• **SHORT EXERCISE**: Pictures within the data are to be left out; everything else must be reproduced exactly.
## START DATA SHOWN
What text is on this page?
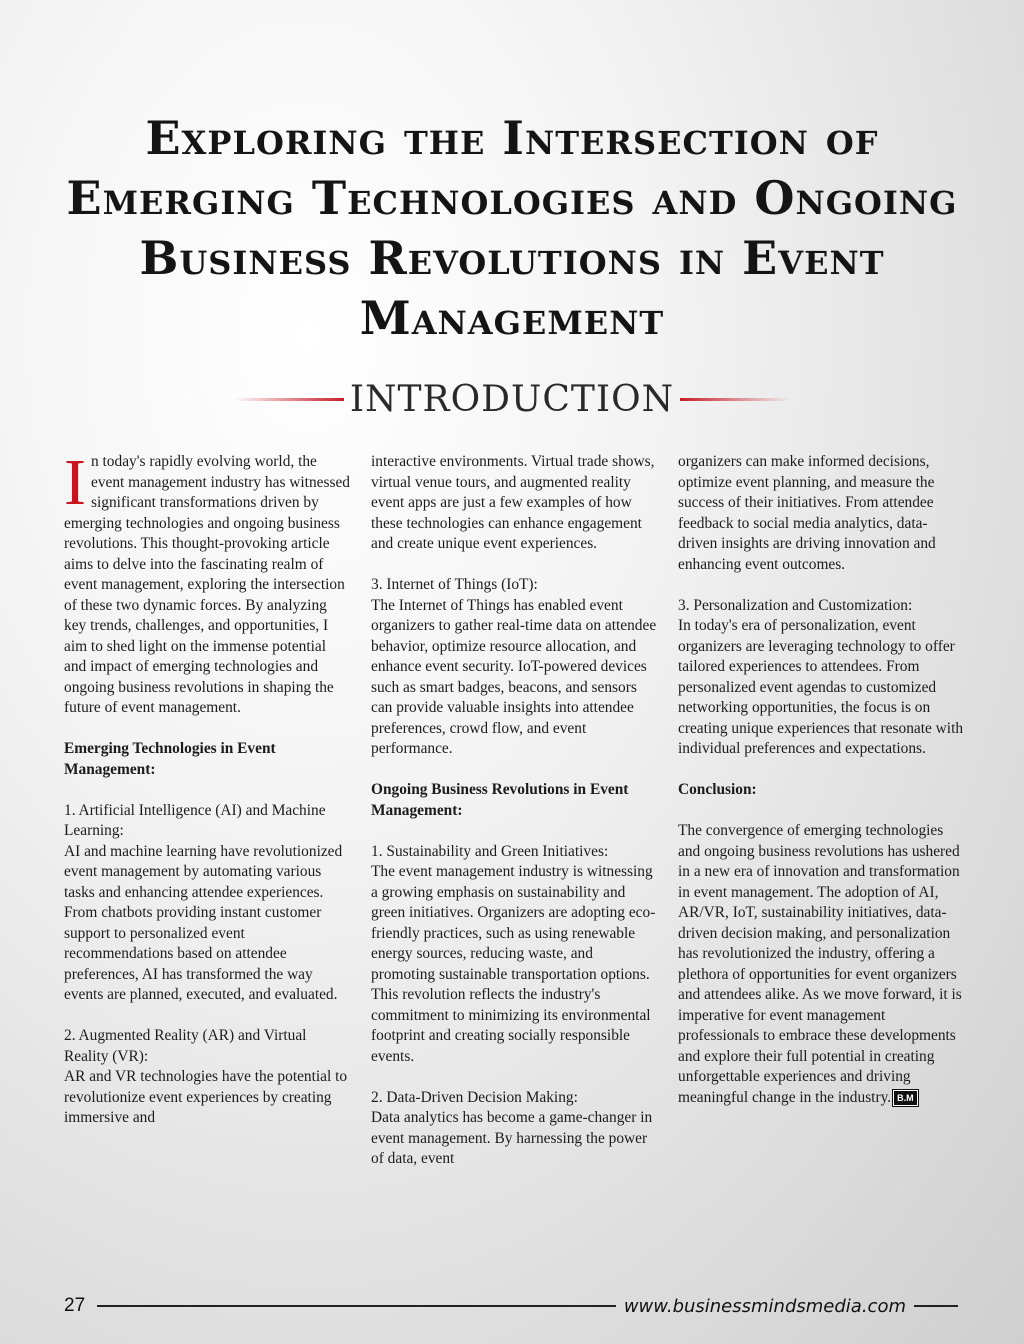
Exploring the Intersection of Emerging Technologies and Ongoing Business Revolutions in Event Management
INTRODUCTION

In today's rapidly evolving world, the event management industry has witnessed significant transformations driven by emerging technologies and ongoing business revolutions. This thought-provoking article aims to delve into the fascinating realm of event management, exploring the intersection of these two dynamic forces. By analyzing key trends, challenges, and opportunities, I aim to shed light on the immense potential and impact of emerging technologies and ongoing business revolutions in shaping the future of event management.

Emerging Technologies in Event Management:

1. Artificial Intelligence (AI) and Machine Learning:
AI and machine learning have revolutionized event management by automating various tasks and enhancing attendee experiences. From chatbots providing instant customer support to personalized event recommendations based on attendee preferences, AI has transformed the way events are planned, executed, and evaluated.

2. Augmented Reality (AR) and Virtual Reality (VR):
AR and VR technologies have the potential to revolutionize event experiences by creating immersive and

interactive environments. Virtual trade shows, virtual venue tours, and augmented reality event apps are just a few examples of how these technologies can enhance engagement and create unique event experiences.

3. Internet of Things (IoT):
The Internet of Things has enabled event organizers to gather real-time data on attendee behavior, optimize resource allocation, and enhance event security. IoT-powered devices such as smart badges, beacons, and sensors can provide valuable insights into attendee preferences, crowd flow, and event performance.

Ongoing Business Revolutions in Event Management:

1. Sustainability and Green Initiatives:
The event management industry is witnessing a growing emphasis on sustainability and green initiatives. Organizers are adopting eco-friendly practices, such as using renewable energy sources, reducing waste, and promoting sustainable transportation options. This revolution reflects the industry's commitment to minimizing its environmental footprint and creating socially responsible events.

2. Data-Driven Decision Making:
Data analytics has become a game-changer in event management. By harnessing the power of data, event

organizers can make informed decisions, optimize event planning, and measure the success of their initiatives. From attendee feedback to social media analytics, data-driven insights are driving innovation and enhancing event outcomes.

3. Personalization and Customization:
In today's era of personalization, event organizers are leveraging technology to offer tailored experiences to attendees. From personalized event agendas to customized networking opportunities, the focus is on creating unique experiences that resonate with individual preferences and expectations.

Conclusion:

The convergence of emerging technologies and ongoing business revolutions has ushered in a new era of innovation and transformation in event management. The adoption of AI, AR/VR, IoT, sustainability initiatives, data-driven decision making, and personalization has revolutionized the industry, offering a plethora of opportunities for event organizers and attendees alike. As we move forward, it is imperative for event management professionals to embrace these developments and explore their full potential in creating unforgettable experiences and driving meaningful change in the industry. B.M

27	www.businessmindsmedia.com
## END DATA SHOWN
• **ANSWER TO THE TASK**:
What text is on this page?
Exploring the Intersection of Emerging Technologies and Ongoing Business Revolutions in Event Management
INTRODUCTION

In today's rapidly evolving world, the event management industry has witnessed significant transformations driven by emerging technologies and ongoing business revolutions. This thought-provoking article aims to delve into the fascinating realm of event management, exploring the intersection of these two dynamic forces. By analyzing key trends, challenges, and opportunities, I aim to shed light on the immense potential and impact of emerging technologies and ongoing business revolutions in shaping the future of event management.

Emerging Technologies in Event Management:

1. Artificial Intelligence (AI) and Machine Learning:
AI and machine learning have revolutionized event management by automating various tasks and enhancing attendee experiences. From chatbots providing instant customer support to personalized event recommendations based on attendee preferences, AI has transformed the way events are planned, executed, and evaluated.

2. Augmented Reality (AR) and Virtual Reality (VR):
AR and VR technologies have the potential to revolutionize event experiences by creating immersive and

interactive environments. Virtual trade shows, virtual venue tours, and augmented reality event apps are just a few examples of how these technologies can enhance engagement and create unique event experiences.

3. Internet of Things (IoT):
The Internet of Things has enabled event organizers to gather real-time data on attendee behavior, optimize resource allocation, and enhance event security. IoT-powered devices such as smart badges, beacons, and sensors can provide valuable insights into attendee preferences, crowd flow, and event performance.

Ongoing Business Revolutions in Event Management:

1. Sustainability and Green Initiatives:
The event management industry is witnessing a growing emphasis on sustainability and green initiatives. Organizers are adopting eco-friendly practices, such as using renewable energy sources, reducing waste, and promoting sustainable transportation options. This revolution reflects the industry's commitment to minimizing its environmental footprint and creating socially responsible events.

2. Data-Driven Decision Making:
Data analytics has become a game-changer in event management. By harnessing the power of data, event

organizers can make informed decisions, optimize event planning, and measure the success of their initiatives. From attendee feedback to social media analytics, data-driven insights are driving innovation and enhancing event outcomes.

3. Personalization and Customization:
In today's era of personalization, event organizers are leveraging technology to offer tailored experiences to attendees. From personalized event agendas to customized networking opportunities, the focus is on creating unique experiences that resonate with individual preferences and expectations.

Conclusion:

The convergence of emerging technologies and ongoing business revolutions has ushered in a new era of innovation and transformation in event management. The adoption of AI, AR/VR, IoT, sustainability initiatives, data-driven decision making, and personalization has revolutionized the industry, offering a plethora of opportunities for event organizers and attendees alike. As we move forward, it is imperative for event management professionals to embrace these developments and explore their full potential in creating unforgettable experiences and driving meaningful change in the industry. B.M

27	www.businessmindsmedia.com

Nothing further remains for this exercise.